■ What is expected ■
Copy out all the lines in the records that include the word "сведения".

■ Data extracted from a collection ■
***

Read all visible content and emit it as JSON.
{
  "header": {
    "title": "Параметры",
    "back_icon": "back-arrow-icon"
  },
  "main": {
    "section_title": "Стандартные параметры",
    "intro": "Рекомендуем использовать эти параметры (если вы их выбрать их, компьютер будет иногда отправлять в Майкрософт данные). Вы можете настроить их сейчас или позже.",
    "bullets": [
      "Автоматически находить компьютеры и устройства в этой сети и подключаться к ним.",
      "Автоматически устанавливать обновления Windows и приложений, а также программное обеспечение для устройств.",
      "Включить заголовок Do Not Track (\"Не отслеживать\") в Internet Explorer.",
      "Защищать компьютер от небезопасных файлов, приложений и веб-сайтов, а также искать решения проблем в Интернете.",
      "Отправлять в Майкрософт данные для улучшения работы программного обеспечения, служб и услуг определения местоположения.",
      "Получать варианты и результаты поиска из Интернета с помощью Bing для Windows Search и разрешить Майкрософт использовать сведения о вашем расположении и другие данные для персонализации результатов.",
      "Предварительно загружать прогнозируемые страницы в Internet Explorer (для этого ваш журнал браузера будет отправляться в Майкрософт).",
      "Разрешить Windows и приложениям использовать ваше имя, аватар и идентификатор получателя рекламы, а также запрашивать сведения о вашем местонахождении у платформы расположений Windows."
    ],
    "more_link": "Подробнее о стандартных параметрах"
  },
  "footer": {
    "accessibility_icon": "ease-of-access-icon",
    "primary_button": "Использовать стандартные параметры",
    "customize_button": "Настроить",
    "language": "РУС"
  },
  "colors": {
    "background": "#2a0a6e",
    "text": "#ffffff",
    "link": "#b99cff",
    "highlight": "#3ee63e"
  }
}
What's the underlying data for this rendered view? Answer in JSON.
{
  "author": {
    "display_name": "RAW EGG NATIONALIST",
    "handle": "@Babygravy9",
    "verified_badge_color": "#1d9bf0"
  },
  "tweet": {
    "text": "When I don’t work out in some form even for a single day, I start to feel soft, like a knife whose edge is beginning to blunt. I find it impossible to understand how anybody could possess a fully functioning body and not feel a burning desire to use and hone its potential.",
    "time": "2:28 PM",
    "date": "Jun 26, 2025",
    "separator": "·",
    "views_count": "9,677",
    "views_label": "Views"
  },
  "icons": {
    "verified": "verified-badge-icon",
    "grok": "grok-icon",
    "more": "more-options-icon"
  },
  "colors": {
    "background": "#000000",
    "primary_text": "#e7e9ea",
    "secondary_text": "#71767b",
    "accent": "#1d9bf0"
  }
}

***

■ Written answer ■
      "Получать варианты и результаты поиска из Интернета с помощью Bing для Windows Search и разрешить Майкрософт использовать сведения о вашем расположении и другие данные для персонализации результатов.",
      "Разрешить Windows и приложениям использовать ваше имя, аватар и идентификатор получателя рекламы, а также запрашивать сведения о вашем местонахождении у платформы расположений Windows."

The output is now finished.